■ **DATA SUPPLIED**:
━━━━━━━━
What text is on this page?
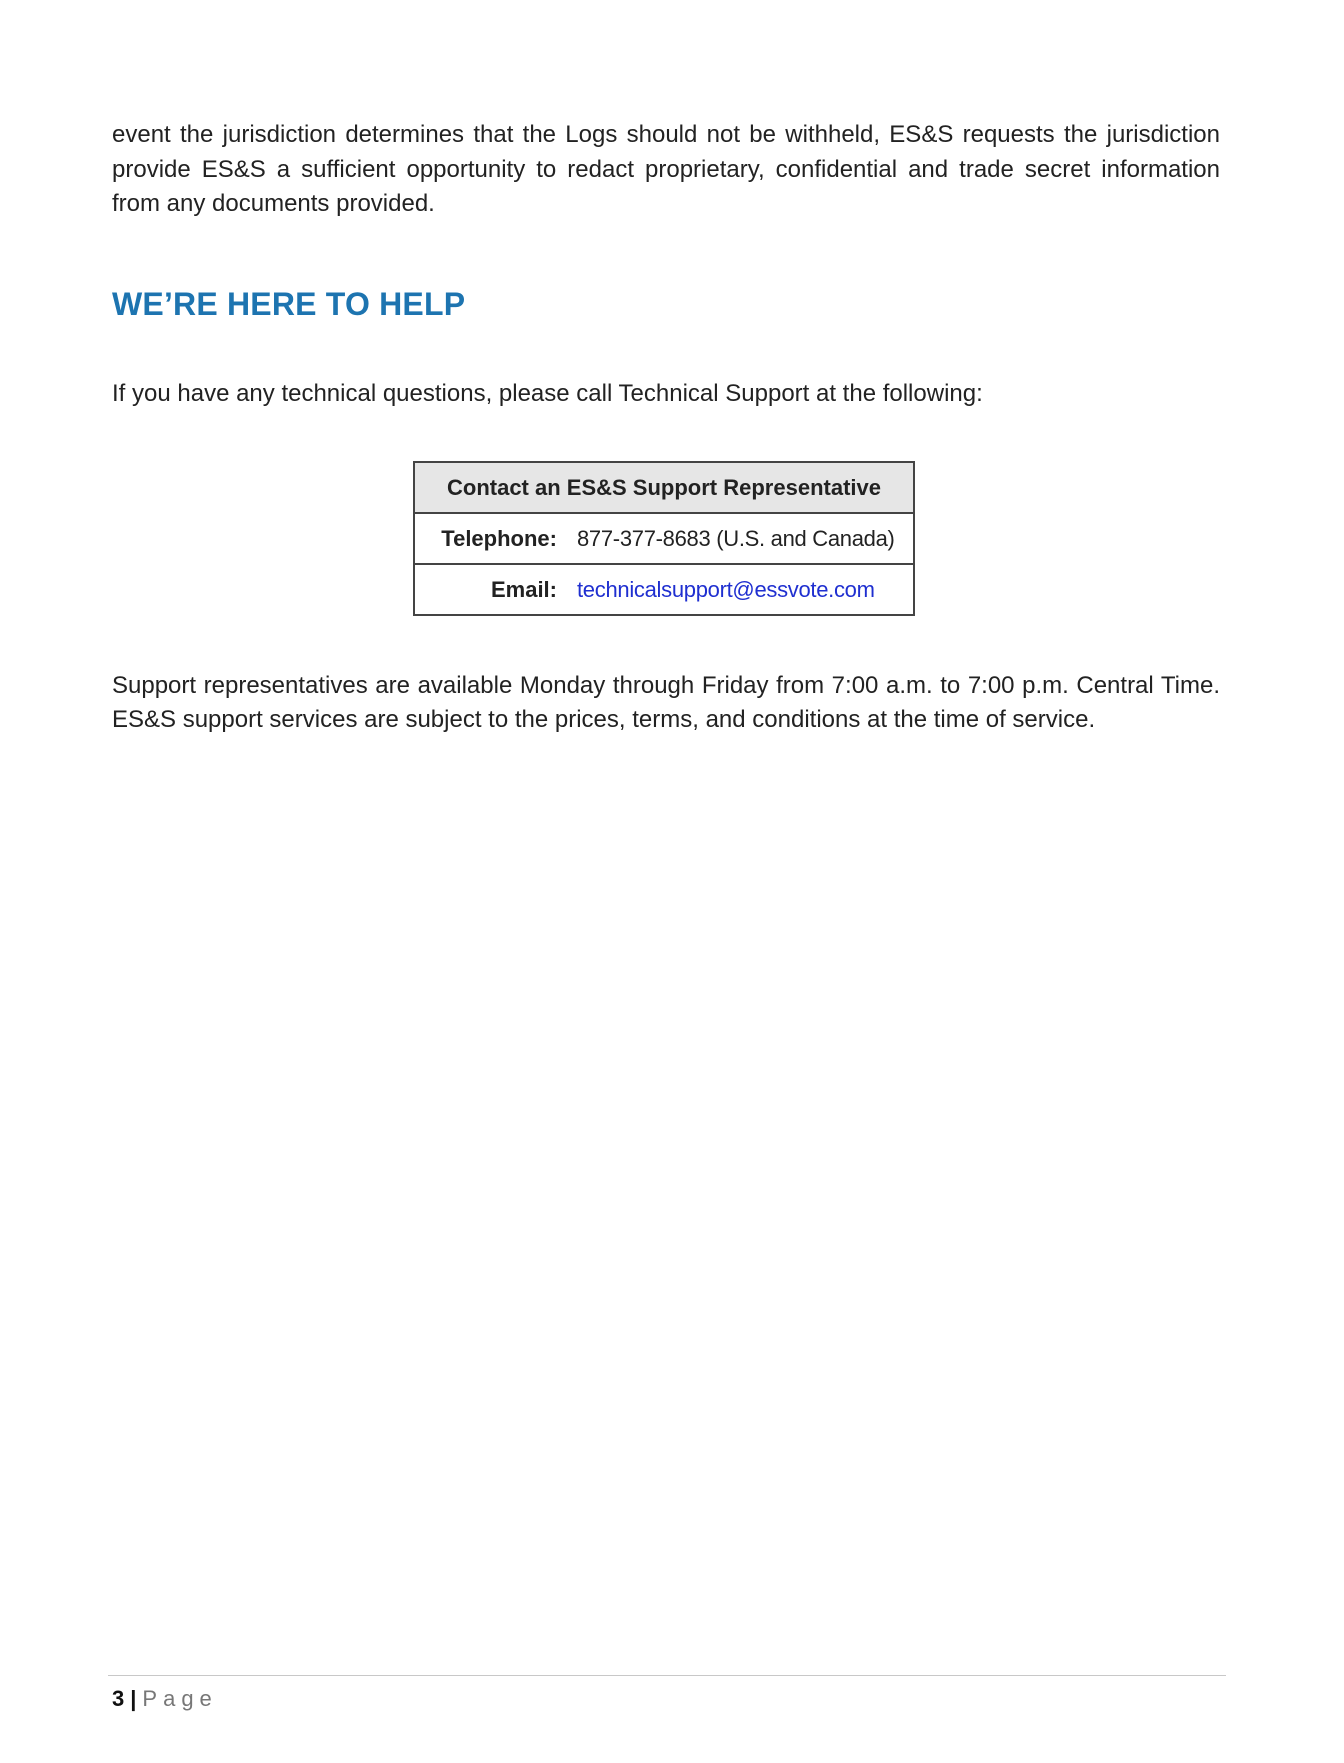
event the jurisdiction determines that the Logs should not be withheld, ES&S requests the jurisdiction provide ES&S a sufficient opportunity to redact proprietary, confidential and trade secret information from any documents provided.

WE’RE HERE TO HELP

If you have any technical questions, please call Technical Support at the following:

Contact an ES&S Support Representative	
Telephone:	877-377-8683 (U.S. and Canada)
Email:	technicalsupport@essvote.com

Support representatives are available Monday through Friday from 7:00 a.m. to 7:00 p.m. Central Time. ES&S support services are subject to the prices, terms, and conditions at the time of service.

3 | Page
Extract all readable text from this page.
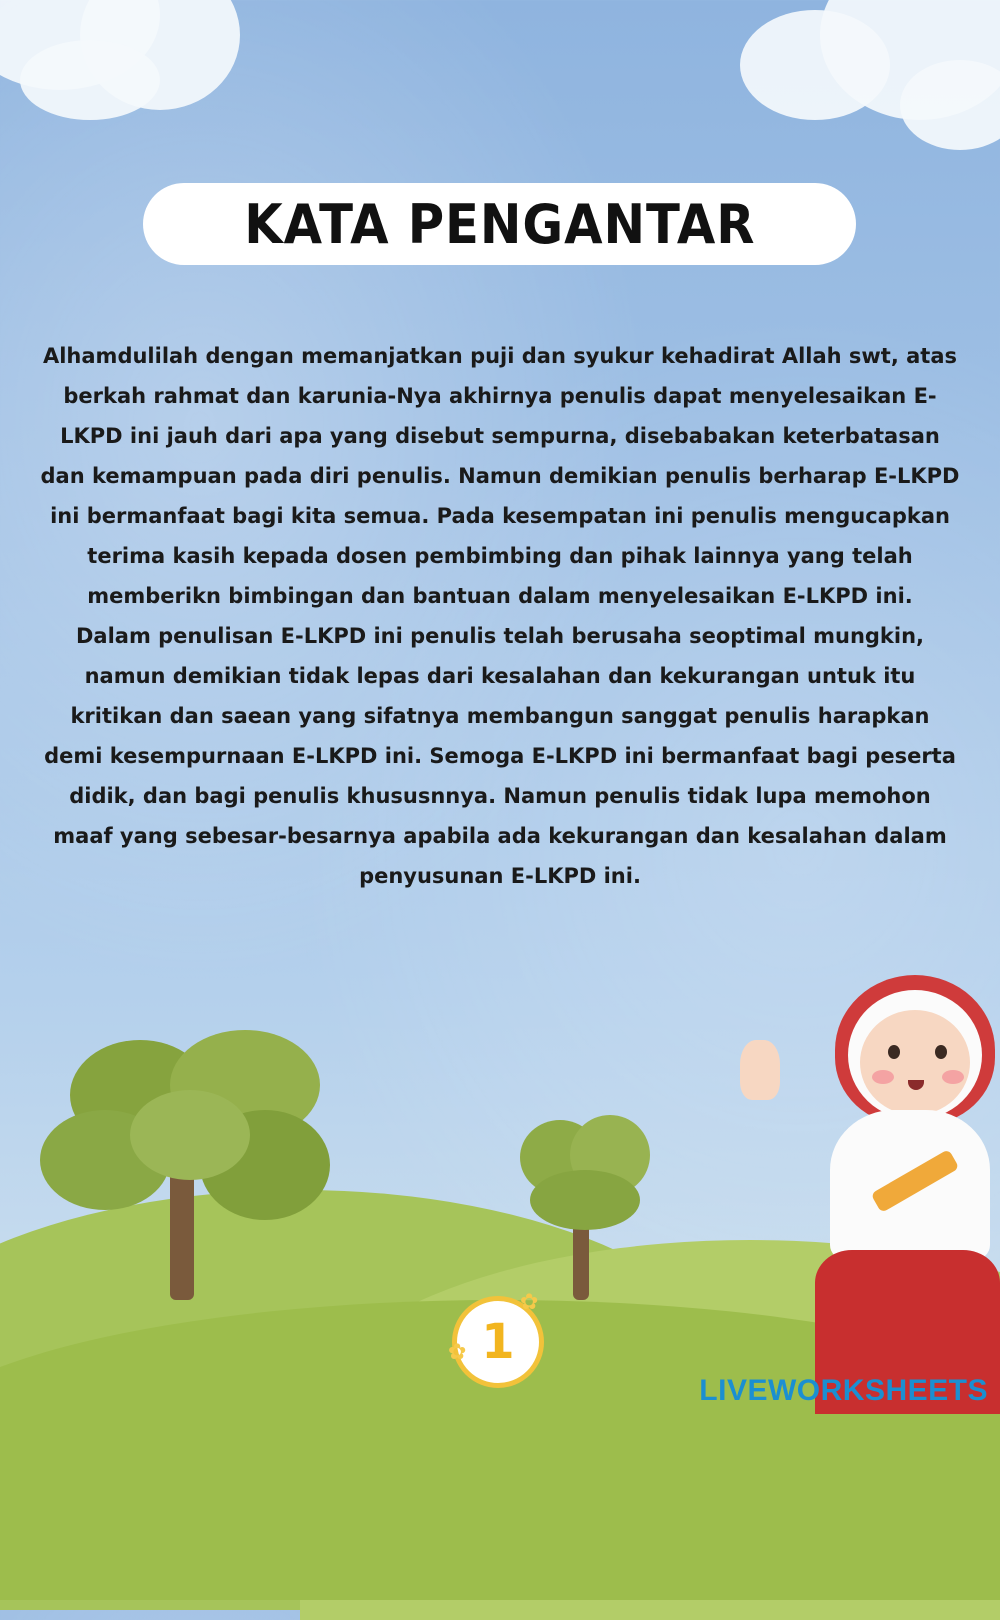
KATA PENGANTAR

Alhamdulilah dengan memanjatkan puji dan syukur kehadirat Allah swt, atas berkah rahmat dan karunia-Nya akhirnya penulis dapat menyelesaikan E-LKPD ini jauh dari apa yang disebut sempurna, disebabakan keterbatasan dan kemampuan pada diri penulis. Namun demikian penulis berharap E-LKPD ini bermanfaat bagi kita semua. Pada kesempatan ini penulis mengucapkan terima kasih kepada dosen pembimbing dan pihak lainnya yang telah memberikn bimbingan dan bantuan dalam menyelesaikan E-LKPD ini.

Dalam penulisan E-LKPD ini penulis telah berusaha seoptimal mungkin, namun demikian tidak lepas dari kesalahan dan kekurangan untuk itu kritikan dan saean yang sifatnya membangun sanggat penulis harapkan demi kesempurnaan E-LKPD ini. Semoga E-LKPD ini bermanfaat bagi peserta didik, dan bagi penulis khususnnya. Namun penulis tidak lupa memohon maaf yang sebesar-besarnya apabila ada kekurangan dan kesalahan dalam penyusunan E-LKPD ini.

1
✿
✿
LIVEWORKSHEETS
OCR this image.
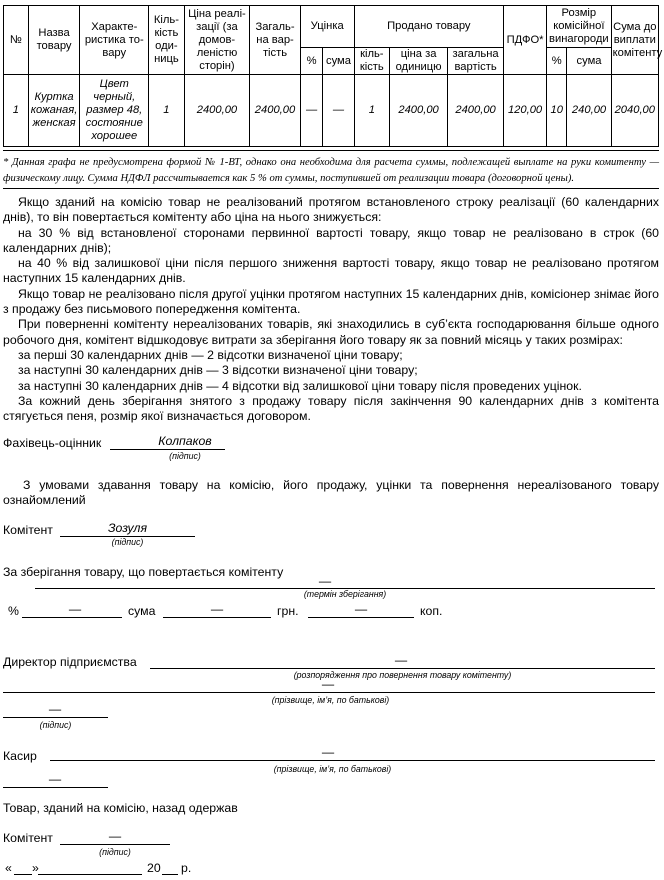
№	Назва товару	Характе-ристика то-вару	Кіль-кість оди-ниць	Ціна реалі-зації (за домов-леністю сторін)	Загаль-на вар-тість	Уцінка		Продано товару			ПДФО*	Розмір комісійної винагороди		Сума до виплати комітенту
						%	сума	кіль-кість	ціна за одиницю	загальна вартість		%	сума	
1	Куртка кожаная, женская	Цвет черный, размер 48, состояние хорошее	1	2400,00	2400,00	—	—	1	2400,00	2400,00	120,00	10	240,00	2040,00
* Данная графа не предусмотрена формой № 1-ВТ, однако она необходима для расчета суммы, подлежащей выплате на руки комитенту — физическому лицу. Сумма НДФЛ рассчитывается как 5 % от суммы, поступившей от реализации товара (договорной цены).

Якщо зданий на комісію товар не реалізований протягом встановленого строку реалізації (60 календарних днів), то він повертається комітенту або ціна на нього знижується:

на 30 % від встановленої сторонами первинної вартості товару, якщо товар не реалізовано в строк (60 календарних днів);

на 40 % від залишкової ціни після першого зниження вартості товару, якщо товар не реалізовано протягом наступних 15 календарних днів.

Якщо товар не реалізовано після другої уцінки протягом наступних 15 календарних днів, комісіонер знімає його з продажу без письмового попередження комітента.

При поверненні комітенту нереалізованих товарів, які знаходились в суб’єкта господарювання більше одного робочого дня, комітент відшкодовує витрати за зберігання його товару як за повний місяць у таких розмірах:

за перші 30 календарних днів — 2 відсотки визначеної ціни товару;

за наступні 30 календарних днів — 3 відсотки визначеної ціни товару;

за наступні 30 календарних днів — 4 відсотки від залишкової ціни товару після проведених уцінок.

За кожний день зберігання знятого з продажу товару після закінчення 90 календарних днів з комітента стягується пеня, розмір якої визначається договором.

Фахівець-оцінник	Колпаков
(підпис)
З умовами здавання товару на комісію, його продажу, уцінки та повернення нереалізованого товару ознайомлений
Комітент	Зозуля
(підпис)
За зберігання товару, що повертається комітенту
—
(термін зберігання)
%	—	сума	—	грн.	—	коп.
Директор підприємства	—
(розпорядження про повернення товару комітенту)
—
(прізвище, ім’я, по батькові)
—
(підпис)
Касир	—
(прізвище, ім’я, по батькові)
—
Товар, зданий на комісію, назад одержав
Комітент	—
(підпис)
« »	20 р.
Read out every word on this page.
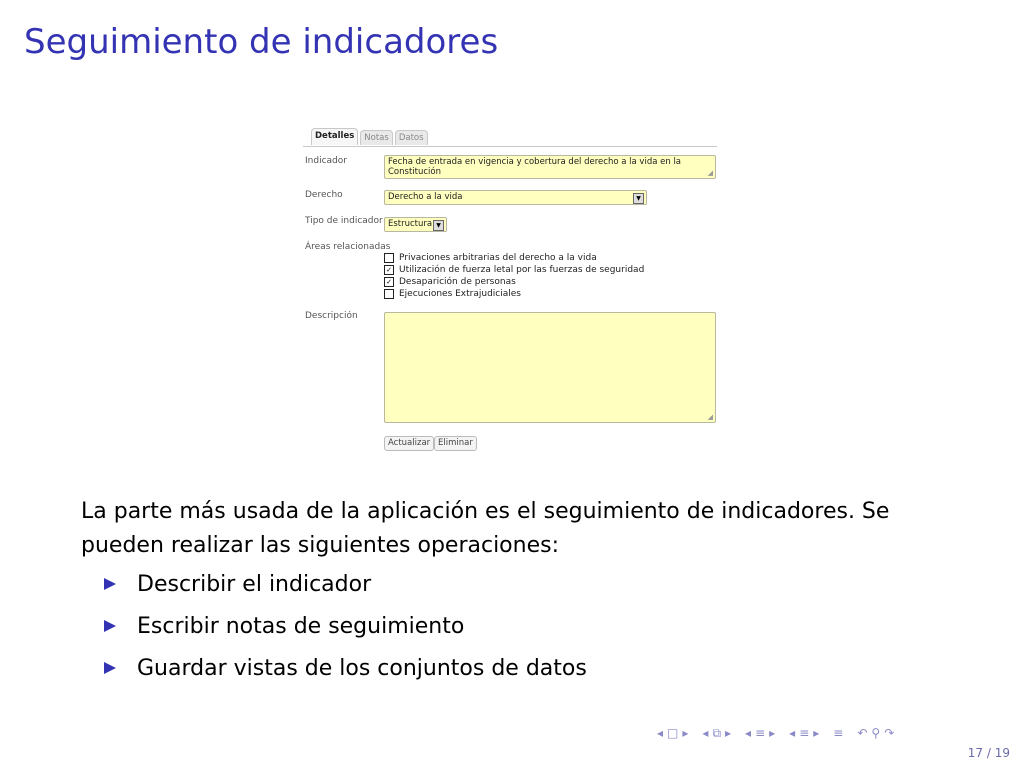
Seguimiento de indicadores
Detalles	Notas	Datos
Indicador	Fecha de entrada en vigencia y cobertura del derecho a la vida en la Constitución	◢
Derecho	Derecho a la vida	▼
Tipo de indicador Estructura ▼
Áreas relacionadas
Privaciones arbitrarias del derecho a la vida
✓ Utilización de fuerza letal por las fuerzas de seguridad
✓ Desaparición de personas
Ejecuciones Extrajudiciales
Descripción
◢
Actualizar Eliminar

La parte más usada de la aplicación es el seguimiento de indicadores. Se pueden realizar las siguientes operaciones:

Describir el indicador
Escribir notas de seguimiento
Guardar vistas de los conjuntos de datos
◂ □ ▸ ◂ ⧉ ▸ ◂ ≡ ▸ ◂ ≡ ▸ ≡ ↶ ⚲ ↷
17 / 19
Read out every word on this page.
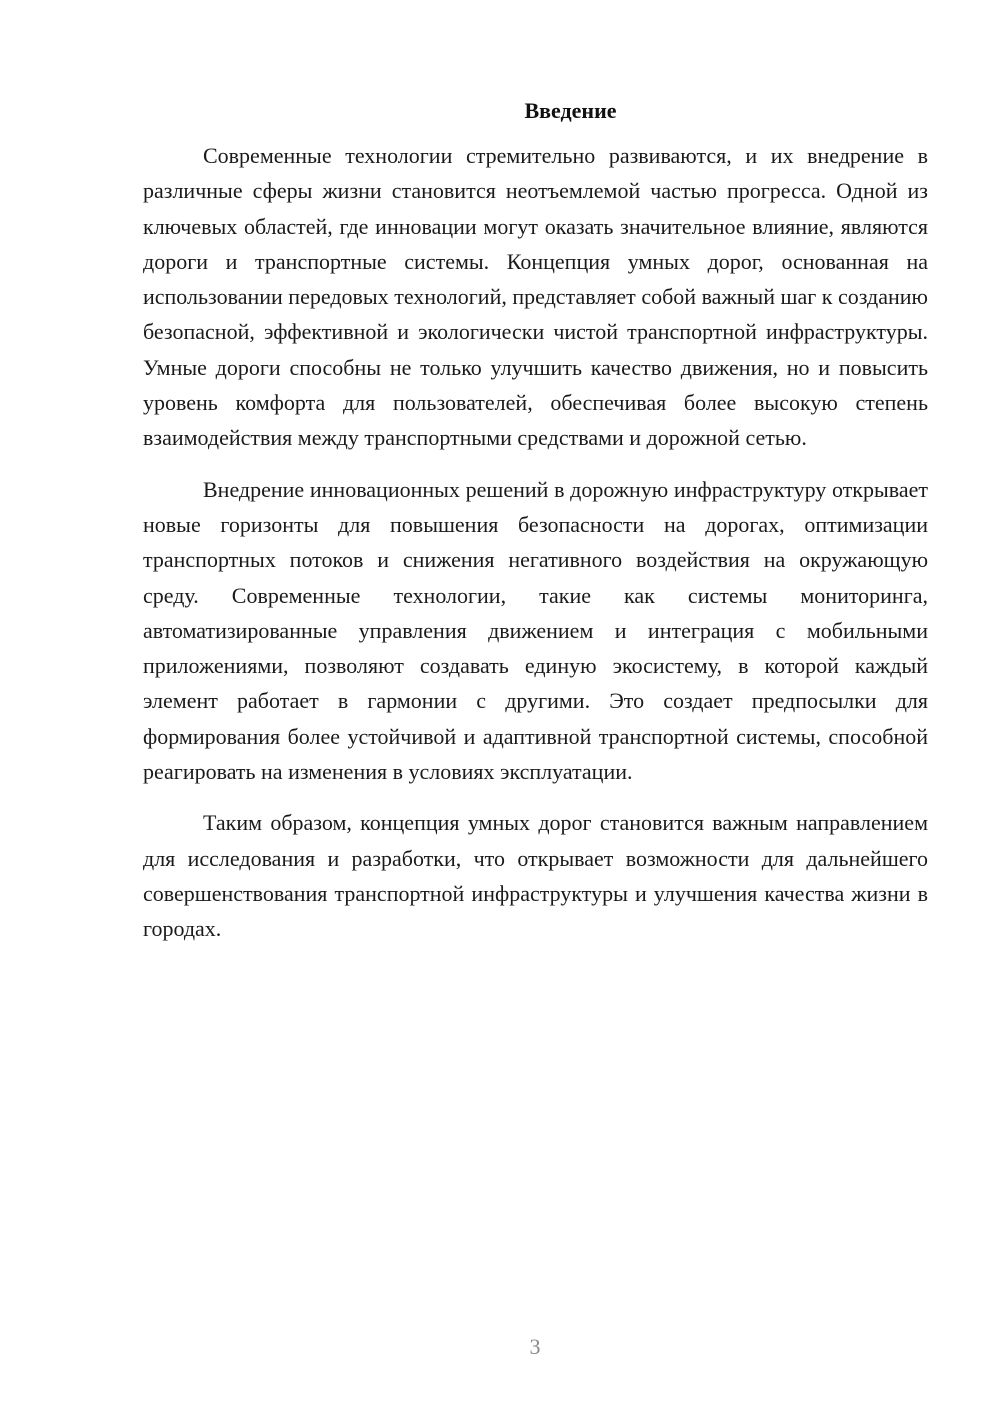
Введение

Современные технологии стремительно развиваются, и их внедрение в различные сферы жизни становится неотъемлемой частью прогресса. Одной из ключевых областей, где инновации могут оказать значительное влияние, являются дороги и транспортные системы. Концепция умных дорог, основанная на использовании передовых технологий, представляет собой важный шаг к созданию безопасной, эффективной и экологически чистой транспортной инфраструктуры. Умные дороги способны не только улучшить качество движения, но и повысить уровень комфорта для пользователей, обеспечивая более высокую степень взаимодействия между транспортными средствами и дорожной сетью.

Внедрение инновационных решений в дорожную инфраструктуру открывает новые горизонты для повышения безопасности на дорогах, оптимизации транспортных потоков и снижения негативного воздействия на окружающую среду. Современные технологии, такие как системы мониторинга, автоматизированные управления движением и интеграция с мобильными приложениями, позволяют создавать единую экосистему, в которой каждый элемент работает в гармонии с другими. Это создает предпосылки для формирования более устойчивой и адаптивной транспортной системы, способной реагировать на изменения в условиях эксплуатации.

Таким образом, концепция умных дорог становится важным направлением для исследования и разработки, что открывает возможности для дальнейшего совершенствования транспортной инфраструктуры и улучшения качества жизни в городах.

3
━━━━━━━━
■ **TASK REQUIREMENTS**:
Reproduce each line holding the word "повернення".

■ **THE SOLUTION**:
З умовами здавання товару на комісію, його продажу, уцінки та повернення нереалізованого товару ознайомлений
(розпорядження про повернення товару комітенту)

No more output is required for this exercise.